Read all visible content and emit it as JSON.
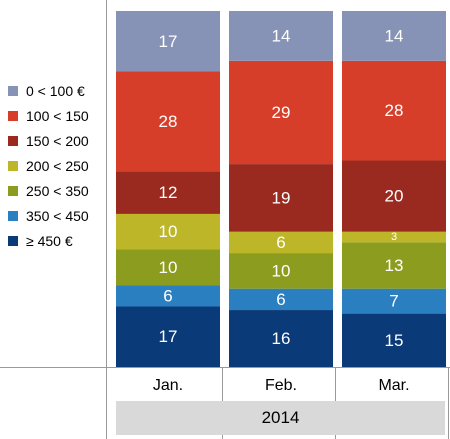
{
  "chart_data": {
    "type": "bar",
    "stacked": true,
    "categories": [
      "Jan.",
      "Feb.",
      "Mar."
    ],
    "group_label": "2014",
    "series": [
      {
        "name": "≥ 450 €",
        "color": "#0b3a78",
        "values": [
          17,
          16,
          15
        ]
      },
      {
        "name": "350 < 450",
        "color": "#2a7fc1",
        "values": [
          6,
          6,
          7
        ]
      },
      {
        "name": "250 < 350",
        "color": "#8c9c1e",
        "values": [
          10,
          10,
          13
        ]
      },
      {
        "name": "200 < 250",
        "color": "#bdb629",
        "values": [
          10,
          6,
          3
        ]
      },
      {
        "name": "150 < 200",
        "color": "#9a2a1f",
        "values": [
          12,
          19,
          20
        ]
      },
      {
        "name": "100 < 150",
        "color": "#d63e2a",
        "values": [
          28,
          29,
          28
        ]
      },
      {
        "name": "0 < 100 €",
        "color": "#8793b6",
        "values": [
          17,
          14,
          14
        ]
      }
    ],
    "xlabel": "",
    "ylabel": "",
    "legend_position": "left",
    "grid": false
  }
}
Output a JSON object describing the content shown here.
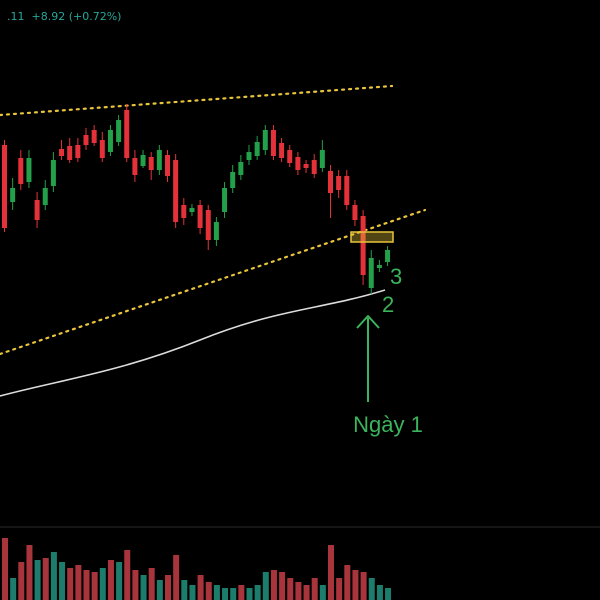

########

* **Goal**
How many of the listing's lines contain "name"? Respond with a single number and nothing else.

* **Reply**
7